**WRITTEN INSTRUCTION:** Your task is to extract every line from the material below exactly.

**EXTRACTED ENTRIES:**
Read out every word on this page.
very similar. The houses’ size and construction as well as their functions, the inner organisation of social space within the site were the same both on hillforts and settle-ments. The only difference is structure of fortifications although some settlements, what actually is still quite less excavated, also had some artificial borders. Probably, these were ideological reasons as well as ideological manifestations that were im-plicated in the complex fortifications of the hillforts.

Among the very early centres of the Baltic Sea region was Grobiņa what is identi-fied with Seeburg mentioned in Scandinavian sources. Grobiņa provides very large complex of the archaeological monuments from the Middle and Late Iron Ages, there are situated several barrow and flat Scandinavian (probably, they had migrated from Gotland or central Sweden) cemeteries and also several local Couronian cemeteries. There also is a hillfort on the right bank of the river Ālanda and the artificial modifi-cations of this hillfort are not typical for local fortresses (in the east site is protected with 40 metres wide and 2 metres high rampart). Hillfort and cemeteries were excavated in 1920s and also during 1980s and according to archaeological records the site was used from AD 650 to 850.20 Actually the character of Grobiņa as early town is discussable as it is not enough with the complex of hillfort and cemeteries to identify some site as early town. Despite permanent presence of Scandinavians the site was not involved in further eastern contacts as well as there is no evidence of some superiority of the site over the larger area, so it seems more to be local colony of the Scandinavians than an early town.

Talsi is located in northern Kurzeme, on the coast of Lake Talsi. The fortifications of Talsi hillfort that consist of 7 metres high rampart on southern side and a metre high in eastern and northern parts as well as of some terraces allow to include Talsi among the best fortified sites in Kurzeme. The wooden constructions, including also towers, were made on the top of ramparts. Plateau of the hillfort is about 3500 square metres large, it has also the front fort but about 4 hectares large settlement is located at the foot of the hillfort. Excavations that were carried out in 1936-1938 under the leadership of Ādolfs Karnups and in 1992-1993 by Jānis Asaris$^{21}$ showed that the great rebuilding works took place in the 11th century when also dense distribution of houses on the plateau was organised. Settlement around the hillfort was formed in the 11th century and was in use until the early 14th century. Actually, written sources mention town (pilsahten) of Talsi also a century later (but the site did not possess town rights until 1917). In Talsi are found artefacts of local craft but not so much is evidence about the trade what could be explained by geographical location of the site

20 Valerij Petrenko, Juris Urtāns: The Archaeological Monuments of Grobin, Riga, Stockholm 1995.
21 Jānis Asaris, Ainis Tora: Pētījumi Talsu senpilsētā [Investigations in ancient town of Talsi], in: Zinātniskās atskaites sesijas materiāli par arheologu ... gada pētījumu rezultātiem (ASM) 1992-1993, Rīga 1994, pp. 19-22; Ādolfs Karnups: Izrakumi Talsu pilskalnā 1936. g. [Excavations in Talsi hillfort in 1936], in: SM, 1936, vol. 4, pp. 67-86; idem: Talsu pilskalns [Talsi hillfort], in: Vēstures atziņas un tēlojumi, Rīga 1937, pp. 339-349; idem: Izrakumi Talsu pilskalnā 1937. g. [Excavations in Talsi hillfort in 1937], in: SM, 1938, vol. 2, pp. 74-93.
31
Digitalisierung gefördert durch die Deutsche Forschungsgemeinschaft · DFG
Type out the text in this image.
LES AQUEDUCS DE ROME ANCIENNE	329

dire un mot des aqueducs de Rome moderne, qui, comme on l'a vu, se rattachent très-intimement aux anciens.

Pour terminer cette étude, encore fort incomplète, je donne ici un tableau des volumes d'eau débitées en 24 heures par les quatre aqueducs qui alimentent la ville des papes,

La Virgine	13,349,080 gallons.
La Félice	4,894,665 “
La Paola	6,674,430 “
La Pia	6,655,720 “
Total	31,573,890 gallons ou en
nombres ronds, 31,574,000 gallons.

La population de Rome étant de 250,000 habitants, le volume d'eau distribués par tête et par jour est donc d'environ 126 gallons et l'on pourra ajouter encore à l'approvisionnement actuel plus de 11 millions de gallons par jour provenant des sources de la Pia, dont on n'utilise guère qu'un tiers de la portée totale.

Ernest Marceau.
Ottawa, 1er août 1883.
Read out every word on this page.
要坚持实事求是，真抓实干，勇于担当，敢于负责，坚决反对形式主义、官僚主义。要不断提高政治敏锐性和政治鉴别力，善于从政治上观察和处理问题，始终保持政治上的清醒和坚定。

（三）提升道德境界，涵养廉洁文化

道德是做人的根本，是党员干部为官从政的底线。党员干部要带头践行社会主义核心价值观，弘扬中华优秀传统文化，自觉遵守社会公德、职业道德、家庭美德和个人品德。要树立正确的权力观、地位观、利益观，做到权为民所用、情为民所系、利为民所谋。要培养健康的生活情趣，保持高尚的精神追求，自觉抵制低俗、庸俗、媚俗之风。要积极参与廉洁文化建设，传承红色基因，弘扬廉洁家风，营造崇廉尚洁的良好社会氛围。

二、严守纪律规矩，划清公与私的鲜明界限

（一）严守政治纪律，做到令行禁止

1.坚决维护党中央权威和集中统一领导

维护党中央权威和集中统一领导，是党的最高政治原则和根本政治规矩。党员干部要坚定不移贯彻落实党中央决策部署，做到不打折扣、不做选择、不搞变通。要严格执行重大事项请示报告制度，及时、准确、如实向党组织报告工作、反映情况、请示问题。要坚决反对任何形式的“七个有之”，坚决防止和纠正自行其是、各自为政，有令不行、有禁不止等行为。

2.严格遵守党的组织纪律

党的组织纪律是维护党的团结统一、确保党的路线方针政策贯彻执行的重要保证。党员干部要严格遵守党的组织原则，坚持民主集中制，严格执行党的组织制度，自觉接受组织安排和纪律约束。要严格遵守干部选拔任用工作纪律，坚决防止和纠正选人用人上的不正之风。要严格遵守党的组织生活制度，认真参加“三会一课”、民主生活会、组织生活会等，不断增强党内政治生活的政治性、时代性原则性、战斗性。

**ANSWER FOR THIS EXERCISE:**
Read out every word on this page.
very similar. The houses’ size and construction as well as their functions, the inner organisation of social space within the site were the same both on hillforts and settle-ments. The only difference is structure of fortifications although some settlements, what actually is still quite less excavated, also had some artificial borders. Probably, these were ideological reasons as well as ideological manifestations that were im-plicated in the complex fortifications of the hillforts.

Among the very early centres of the Baltic Sea region was Grobiņa what is identi-fied with Seeburg mentioned in Scandinavian sources. Grobiņa provides very large complex of the archaeological monuments from the Middle and Late Iron Ages, there are situated several barrow and flat Scandinavian (probably, they had migrated from Gotland or central Sweden) cemeteries and also several local Couronian cemeteries. There also is a hillfort on the right bank of the river Ālanda and the artificial modifi-cations of this hillfort are not typical for local fortresses (in the east site is protected with 40 metres wide and 2 metres high rampart). Hillfort and cemeteries were excavated in 1920s and also during 1980s and according to archaeological records the site was used from AD 650 to 850.20 Actually the character of Grobiņa as early town is discussable as it is not enough with the complex of hillfort and cemeteries to identify some site as early town. Despite permanent presence of Scandinavians the site was not involved in further eastern contacts as well as there is no evidence of some superiority of the site over the larger area, so it seems more to be local colony of the Scandinavians than an early town.

Talsi is located in northern Kurzeme, on the coast of Lake Talsi. The fortifications of Talsi hillfort that consist of 7 metres high rampart on southern side and a metre high in eastern and northern parts as well as of some terraces allow to include Talsi among the best fortified sites in Kurzeme. The wooden constructions, including also towers, were made on the top of ramparts. Plateau of the hillfort is about 3500 square metres large, it has also the front fort but about 4 hectares large settlement is located at the foot of the hillfort. Excavations that were carried out in 1936-1938 under the leadership of Ādolfs Karnups and in 1992-1993 by Jānis Asaris$^{21}$ showed that the great rebuilding works took place in the 11th century when also dense distribution of houses on the plateau was organised. Settlement around the hillfort was formed in the 11th century and was in use until the early 14th century. Actually, written sources mention town (pilsahten) of Talsi also a century later (but the site did not possess town rights until 1917). In Talsi are found artefacts of local craft but not so much is evidence about the trade what could be explained by geographical location of the site

20 Valerij Petrenko, Juris Urtāns: The Archaeological Monuments of Grobin, Riga, Stockholm 1995.
21 Jānis Asaris, Ainis Tora: Pētījumi Talsu senpilsētā [Investigations in ancient town of Talsi], in: Zinātniskās atskaites sesijas materiāli par arheologu ... gada pētījumu rezultātiem (ASM) 1992-1993, Rīga 1994, pp. 19-22; Ādolfs Karnups: Izrakumi Talsu pilskalnā 1936. g. [Excavations in Talsi hillfort in 1936], in: SM, 1936, vol. 4, pp. 67-86; idem: Talsu pilskalns [Talsi hillfort], in: Vēstures atziņas un tēlojumi, Rīga 1937, pp. 339-349; idem: Izrakumi Talsu pilskalnā 1937. g. [Excavations in Talsi hillfort in 1937], in: SM, 1938, vol. 2, pp. 74-93.
31
Digitalisierung gefördert durch die Deutsche Forschungsgemeinschaft · DFG
Type out the text in this image.
LES AQUEDUCS DE ROME ANCIENNE	329

dire un mot des aqueducs de Rome moderne, qui, comme on l'a vu, se rattachent très-intimement aux anciens.

Pour terminer cette étude, encore fort incomplète, je donne ici un tableau des volumes d'eau débitées en 24 heures par les quatre aqueducs qui alimentent la ville des papes,

La Virgine	13,349,080 gallons.
La Félice	4,894,665 “
La Paola	6,674,430 “
La Pia	6,655,720 “
Total	31,573,890 gallons ou en
nombres ronds, 31,574,000 gallons.

La population de Rome étant de 250,000 habitants, le volume d'eau distribués par tête et par jour est donc d'environ 126 gallons et l'on pourra ajouter encore à l'approvisionnement actuel plus de 11 millions de gallons par jour provenant des sources de la Pia, dont on n'utilise guère qu'un tiers de la portée totale.

Ernest Marceau.
Ottawa, 1er août 1883.
Read out every word on this page.
要坚持实事求是，真抓实干，勇于担当，敢于负责，坚决反对形式主义、官僚主义。要不断提高政治敏锐性和政治鉴别力，善于从政治上观察和处理问题，始终保持政治上的清醒和坚定。

（三）提升道德境界，涵养廉洁文化

道德是做人的根本，是党员干部为官从政的底线。党员干部要带头践行社会主义核心价值观，弘扬中华优秀传统文化，自觉遵守社会公德、职业道德、家庭美德和个人品德。要树立正确的权力观、地位观、利益观，做到权为民所用、情为民所系、利为民所谋。要培养健康的生活情趣，保持高尚的精神追求，自觉抵制低俗、庸俗、媚俗之风。要积极参与廉洁文化建设，传承红色基因，弘扬廉洁家风，营造崇廉尚洁的良好社会氛围。

二、严守纪律规矩，划清公与私的鲜明界限

（一）严守政治纪律，做到令行禁止

1.坚决维护党中央权威和集中统一领导

维护党中央权威和集中统一领导，是党的最高政治原则和根本政治规矩。党员干部要坚定不移贯彻落实党中央决策部署，做到不打折扣、不做选择、不搞变通。要严格执行重大事项请示报告制度，及时、准确、如实向党组织报告工作、反映情况、请示问题。要坚决反对任何形式的“七个有之”，坚决防止和纠正自行其是、各自为政，有令不行、有禁不止等行为。

2.严格遵守党的组织纪律

党的组织纪律是维护党的团结统一、确保党的路线方针政策贯彻执行的重要保证。党员干部要严格遵守党的组织原则，坚持民主集中制，严格执行党的组织制度，自觉接受组织安排和纪律约束。要严格遵守干部选拔任用工作纪律，坚决防止和纠正选人用人上的不正之风。要严格遵守党的组织生活制度，认真参加“三会一课”、民主生活会、组织生活会等，不断增强党内政治生活的政治性、时代性原则性、战斗性。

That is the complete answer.